# PROBLEM REQUIREMENTS
Copy the entries below exactly. Images do not belong in the copy.

# RAW RECORDS
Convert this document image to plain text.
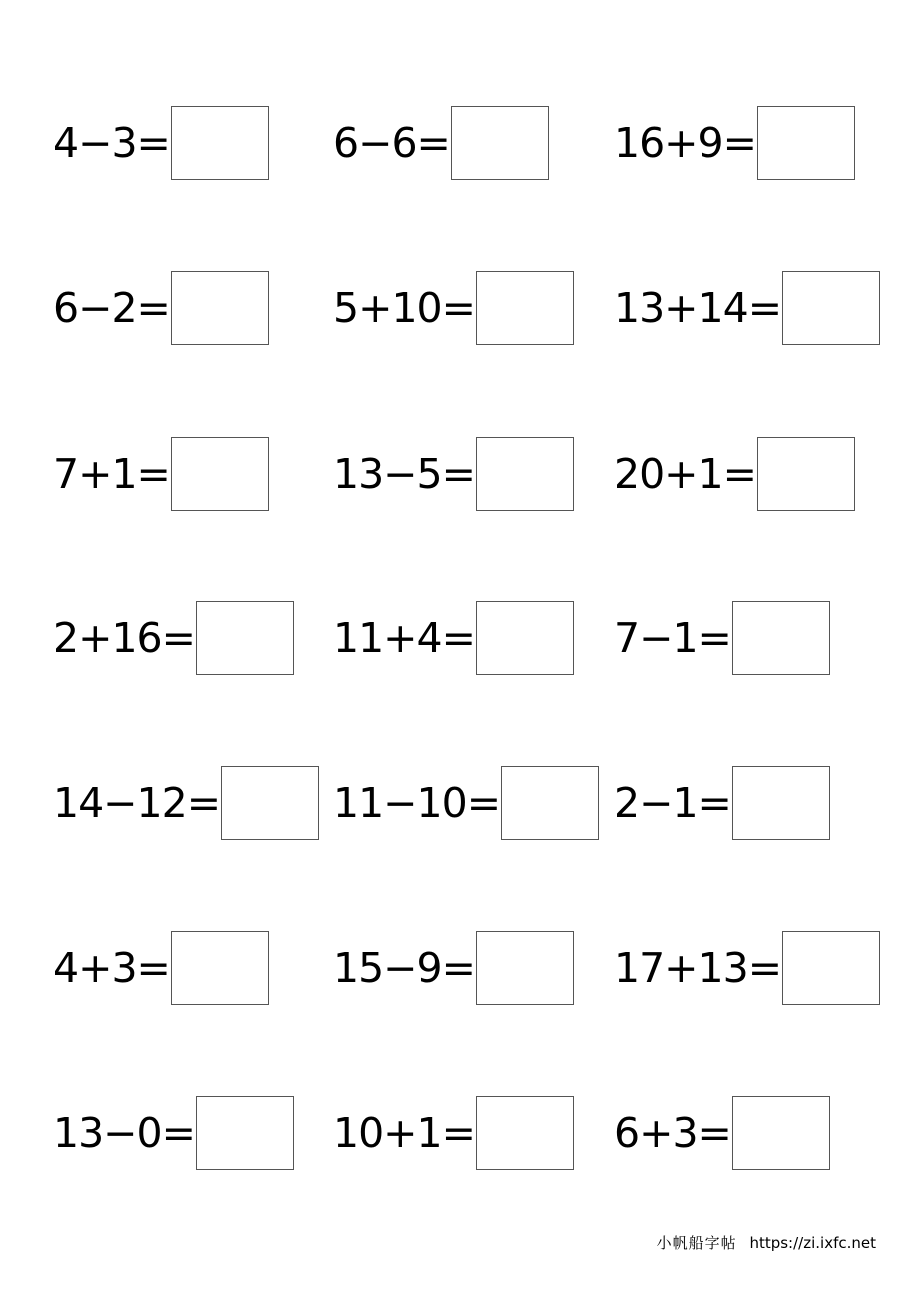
4−3=	6−6=	16+9=
6−2=	5+10=	13+14=
7+1=	13−5=	20+1=
2+16=	11+4=	7−1=
14−12=	11−10=	2−1=
4+3=	15−9=	17+13=
13−0=	10+1=	6+3=
小帆船字帖 https://zi.ixfc.net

# RESPONSE TO THE EXERCISE
Convert this document image to plain text.
4−3=	6−6=	16+9=
6−2=	5+10=	13+14=
7+1=	13−5=	20+1=
2+16=	11+4=	7−1=
14−12=	11−10=	2−1=
4+3=	15−9=	17+13=
13−0=	10+1=	6+3=
小帆船字帖 https://zi.ixfc.net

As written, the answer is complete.